Source records:
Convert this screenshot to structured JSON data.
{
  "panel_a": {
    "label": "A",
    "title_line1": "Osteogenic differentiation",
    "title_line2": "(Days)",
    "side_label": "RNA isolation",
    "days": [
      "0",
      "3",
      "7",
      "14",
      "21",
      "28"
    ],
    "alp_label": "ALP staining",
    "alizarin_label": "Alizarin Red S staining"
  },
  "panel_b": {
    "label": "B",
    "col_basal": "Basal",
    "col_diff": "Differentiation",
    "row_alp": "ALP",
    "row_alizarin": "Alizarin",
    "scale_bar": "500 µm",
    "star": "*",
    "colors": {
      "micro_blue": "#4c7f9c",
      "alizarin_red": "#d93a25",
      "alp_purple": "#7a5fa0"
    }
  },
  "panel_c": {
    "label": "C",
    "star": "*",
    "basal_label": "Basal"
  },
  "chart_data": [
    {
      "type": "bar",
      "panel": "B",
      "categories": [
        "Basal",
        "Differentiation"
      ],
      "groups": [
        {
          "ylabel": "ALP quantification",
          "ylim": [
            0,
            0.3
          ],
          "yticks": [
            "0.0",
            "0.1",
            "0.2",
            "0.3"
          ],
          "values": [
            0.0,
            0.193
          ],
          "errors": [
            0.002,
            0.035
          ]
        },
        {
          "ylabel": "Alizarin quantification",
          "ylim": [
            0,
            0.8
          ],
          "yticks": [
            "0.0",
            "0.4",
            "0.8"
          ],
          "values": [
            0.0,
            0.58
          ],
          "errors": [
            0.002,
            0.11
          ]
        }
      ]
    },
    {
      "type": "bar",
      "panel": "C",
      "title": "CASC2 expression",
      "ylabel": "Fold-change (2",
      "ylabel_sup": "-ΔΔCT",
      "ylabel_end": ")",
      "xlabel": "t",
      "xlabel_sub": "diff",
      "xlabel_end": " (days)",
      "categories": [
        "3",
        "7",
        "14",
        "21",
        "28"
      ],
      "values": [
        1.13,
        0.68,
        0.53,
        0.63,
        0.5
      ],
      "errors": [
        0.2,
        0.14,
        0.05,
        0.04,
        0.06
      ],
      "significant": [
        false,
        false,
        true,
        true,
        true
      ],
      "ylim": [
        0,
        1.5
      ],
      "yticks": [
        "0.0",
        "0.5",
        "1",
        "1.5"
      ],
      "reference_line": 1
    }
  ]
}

» **Written exercise**
Your task is to output the full set of records exactly as presented.

» **Answer to this exercise**
Convert this screenshot to structured JSON data.
{
  "panel_a": {
    "label": "A",
    "title_line1": "Osteogenic differentiation",
    "title_line2": "(Days)",
    "side_label": "RNA isolation",
    "days": [
      "0",
      "3",
      "7",
      "14",
      "21",
      "28"
    ],
    "alp_label": "ALP staining",
    "alizarin_label": "Alizarin Red S staining"
  },
  "panel_b": {
    "label": "B",
    "col_basal": "Basal",
    "col_diff": "Differentiation",
    "row_alp": "ALP",
    "row_alizarin": "Alizarin",
    "scale_bar": "500 µm",
    "star": "*",
    "colors": {
      "micro_blue": "#4c7f9c",
      "alizarin_red": "#d93a25",
      "alp_purple": "#7a5fa0"
    }
  },
  "panel_c": {
    "label": "C",
    "star": "*",
    "basal_label": "Basal"
  },
  "chart_data": [
    {
      "type": "bar",
      "panel": "B",
      "categories": [
        "Basal",
        "Differentiation"
      ],
      "groups": [
        {
          "ylabel": "ALP quantification",
          "ylim": [
            0,
            0.3
          ],
          "yticks": [
            "0.0",
            "0.1",
            "0.2",
            "0.3"
          ],
          "values": [
            0.0,
            0.193
          ],
          "errors": [
            0.002,
            0.035
          ]
        },
        {
          "ylabel": "Alizarin quantification",
          "ylim": [
            0,
            0.8
          ],
          "yticks": [
            "0.0",
            "0.4",
            "0.8"
          ],
          "values": [
            0.0,
            0.58
          ],
          "errors": [
            0.002,
            0.11
          ]
        }
      ]
    },
    {
      "type": "bar",
      "panel": "C",
      "title": "CASC2 expression",
      "ylabel": "Fold-change (2",
      "ylabel_sup": "-ΔΔCT",
      "ylabel_end": ")",
      "xlabel": "t",
      "xlabel_sub": "diff",
      "xlabel_end": " (days)",
      "categories": [
        "3",
        "7",
        "14",
        "21",
        "28"
      ],
      "values": [
        1.13,
        0.68,
        0.53,
        0.63,
        0.5
      ],
      "errors": [
        0.2,
        0.14,
        0.05,
        0.04,
        0.06
      ],
      "significant": [
        false,
        false,
        true,
        true,
        true
      ],
      "ylim": [
        0,
        1.5
      ],
      "yticks": [
        "0.0",
        "0.5",
        "1",
        "1.5"
      ],
      "reference_line": 1
    }
  ]
}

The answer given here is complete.